# DATA SHOWN start

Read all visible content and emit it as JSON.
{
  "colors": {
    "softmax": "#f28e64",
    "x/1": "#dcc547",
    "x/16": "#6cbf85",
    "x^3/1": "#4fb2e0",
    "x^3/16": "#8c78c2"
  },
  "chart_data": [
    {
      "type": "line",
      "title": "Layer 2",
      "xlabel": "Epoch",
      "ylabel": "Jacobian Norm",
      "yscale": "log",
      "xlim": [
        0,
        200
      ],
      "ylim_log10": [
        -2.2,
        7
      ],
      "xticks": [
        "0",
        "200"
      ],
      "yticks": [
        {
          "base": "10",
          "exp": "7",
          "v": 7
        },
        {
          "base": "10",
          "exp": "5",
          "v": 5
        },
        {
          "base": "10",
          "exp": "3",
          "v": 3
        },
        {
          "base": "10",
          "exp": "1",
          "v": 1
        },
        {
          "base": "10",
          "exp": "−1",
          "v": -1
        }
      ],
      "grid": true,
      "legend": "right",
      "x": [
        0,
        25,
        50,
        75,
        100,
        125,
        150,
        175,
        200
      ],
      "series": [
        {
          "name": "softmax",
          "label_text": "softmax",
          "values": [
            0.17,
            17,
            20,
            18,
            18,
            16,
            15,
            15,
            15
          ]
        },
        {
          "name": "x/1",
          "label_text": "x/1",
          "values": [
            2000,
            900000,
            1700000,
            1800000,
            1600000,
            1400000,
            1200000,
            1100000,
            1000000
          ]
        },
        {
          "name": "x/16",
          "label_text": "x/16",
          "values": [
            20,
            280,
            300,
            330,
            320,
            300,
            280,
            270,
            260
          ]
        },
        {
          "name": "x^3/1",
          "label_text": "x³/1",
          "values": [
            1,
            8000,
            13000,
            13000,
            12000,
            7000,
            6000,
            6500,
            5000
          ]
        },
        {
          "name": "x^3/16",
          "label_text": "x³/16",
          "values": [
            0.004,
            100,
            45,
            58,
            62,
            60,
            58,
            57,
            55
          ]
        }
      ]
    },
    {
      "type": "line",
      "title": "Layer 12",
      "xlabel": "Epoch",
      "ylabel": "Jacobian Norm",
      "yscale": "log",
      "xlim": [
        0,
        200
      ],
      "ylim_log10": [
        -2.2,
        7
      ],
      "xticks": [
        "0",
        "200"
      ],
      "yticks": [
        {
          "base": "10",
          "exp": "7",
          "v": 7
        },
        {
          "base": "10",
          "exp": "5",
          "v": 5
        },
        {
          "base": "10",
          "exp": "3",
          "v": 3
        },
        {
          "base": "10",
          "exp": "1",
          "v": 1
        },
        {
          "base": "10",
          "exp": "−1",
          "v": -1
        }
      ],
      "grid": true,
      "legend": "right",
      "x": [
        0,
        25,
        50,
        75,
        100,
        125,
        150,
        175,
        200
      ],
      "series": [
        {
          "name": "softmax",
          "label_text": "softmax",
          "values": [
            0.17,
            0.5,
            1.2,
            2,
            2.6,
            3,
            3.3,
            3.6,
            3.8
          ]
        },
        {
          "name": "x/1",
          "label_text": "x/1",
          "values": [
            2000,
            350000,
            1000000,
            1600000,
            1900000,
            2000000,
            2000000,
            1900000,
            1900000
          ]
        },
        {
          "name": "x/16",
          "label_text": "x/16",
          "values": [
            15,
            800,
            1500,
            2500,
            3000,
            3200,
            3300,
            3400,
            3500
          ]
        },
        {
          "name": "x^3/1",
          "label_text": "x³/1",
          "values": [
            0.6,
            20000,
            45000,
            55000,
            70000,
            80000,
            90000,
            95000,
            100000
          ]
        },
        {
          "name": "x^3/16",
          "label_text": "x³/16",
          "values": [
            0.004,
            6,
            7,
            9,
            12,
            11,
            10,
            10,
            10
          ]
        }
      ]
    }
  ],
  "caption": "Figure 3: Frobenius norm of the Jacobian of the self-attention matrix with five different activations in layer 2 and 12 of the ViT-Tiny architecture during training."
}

# DATA SHOWN end

* STATED EXERCISE
Reproduce the material precisely, including every line.

* OUTPUT OF THE EXERCISE
Read all visible content and emit it as JSON.
{
  "colors": {
    "softmax": "#f28e64",
    "x/1": "#dcc547",
    "x/16": "#6cbf85",
    "x^3/1": "#4fb2e0",
    "x^3/16": "#8c78c2"
  },
  "chart_data": [
    {
      "type": "line",
      "title": "Layer 2",
      "xlabel": "Epoch",
      "ylabel": "Jacobian Norm",
      "yscale": "log",
      "xlim": [
        0,
        200
      ],
      "ylim_log10": [
        -2.2,
        7
      ],
      "xticks": [
        "0",
        "200"
      ],
      "yticks": [
        {
          "base": "10",
          "exp": "7",
          "v": 7
        },
        {
          "base": "10",
          "exp": "5",
          "v": 5
        },
        {
          "base": "10",
          "exp": "3",
          "v": 3
        },
        {
          "base": "10",
          "exp": "1",
          "v": 1
        },
        {
          "base": "10",
          "exp": "−1",
          "v": -1
        }
      ],
      "grid": true,
      "legend": "right",
      "x": [
        0,
        25,
        50,
        75,
        100,
        125,
        150,
        175,
        200
      ],
      "series": [
        {
          "name": "softmax",
          "label_text": "softmax",
          "values": [
            0.17,
            17,
            20,
            18,
            18,
            16,
            15,
            15,
            15
          ]
        },
        {
          "name": "x/1",
          "label_text": "x/1",
          "values": [
            2000,
            900000,
            1700000,
            1800000,
            1600000,
            1400000,
            1200000,
            1100000,
            1000000
          ]
        },
        {
          "name": "x/16",
          "label_text": "x/16",
          "values": [
            20,
            280,
            300,
            330,
            320,
            300,
            280,
            270,
            260
          ]
        },
        {
          "name": "x^3/1",
          "label_text": "x³/1",
          "values": [
            1,
            8000,
            13000,
            13000,
            12000,
            7000,
            6000,
            6500,
            5000
          ]
        },
        {
          "name": "x^3/16",
          "label_text": "x³/16",
          "values": [
            0.004,
            100,
            45,
            58,
            62,
            60,
            58,
            57,
            55
          ]
        }
      ]
    },
    {
      "type": "line",
      "title": "Layer 12",
      "xlabel": "Epoch",
      "ylabel": "Jacobian Norm",
      "yscale": "log",
      "xlim": [
        0,
        200
      ],
      "ylim_log10": [
        -2.2,
        7
      ],
      "xticks": [
        "0",
        "200"
      ],
      "yticks": [
        {
          "base": "10",
          "exp": "7",
          "v": 7
        },
        {
          "base": "10",
          "exp": "5",
          "v": 5
        },
        {
          "base": "10",
          "exp": "3",
          "v": 3
        },
        {
          "base": "10",
          "exp": "1",
          "v": 1
        },
        {
          "base": "10",
          "exp": "−1",
          "v": -1
        }
      ],
      "grid": true,
      "legend": "right",
      "x": [
        0,
        25,
        50,
        75,
        100,
        125,
        150,
        175,
        200
      ],
      "series": [
        {
          "name": "softmax",
          "label_text": "softmax",
          "values": [
            0.17,
            0.5,
            1.2,
            2,
            2.6,
            3,
            3.3,
            3.6,
            3.8
          ]
        },
        {
          "name": "x/1",
          "label_text": "x/1",
          "values": [
            2000,
            350000,
            1000000,
            1600000,
            1900000,
            2000000,
            2000000,
            1900000,
            1900000
          ]
        },
        {
          "name": "x/16",
          "label_text": "x/16",
          "values": [
            15,
            800,
            1500,
            2500,
            3000,
            3200,
            3300,
            3400,
            3500
          ]
        },
        {
          "name": "x^3/1",
          "label_text": "x³/1",
          "values": [
            0.6,
            20000,
            45000,
            55000,
            70000,
            80000,
            90000,
            95000,
            100000
          ]
        },
        {
          "name": "x^3/16",
          "label_text": "x³/16",
          "values": [
            0.004,
            6,
            7,
            9,
            12,
            11,
            10,
            10,
            10
          ]
        }
      ]
    }
  ],
  "caption": "Figure 3: Frobenius norm of the Jacobian of the self-attention matrix with five different activations in layer 2 and 12 of the ViT-Tiny architecture during training."
}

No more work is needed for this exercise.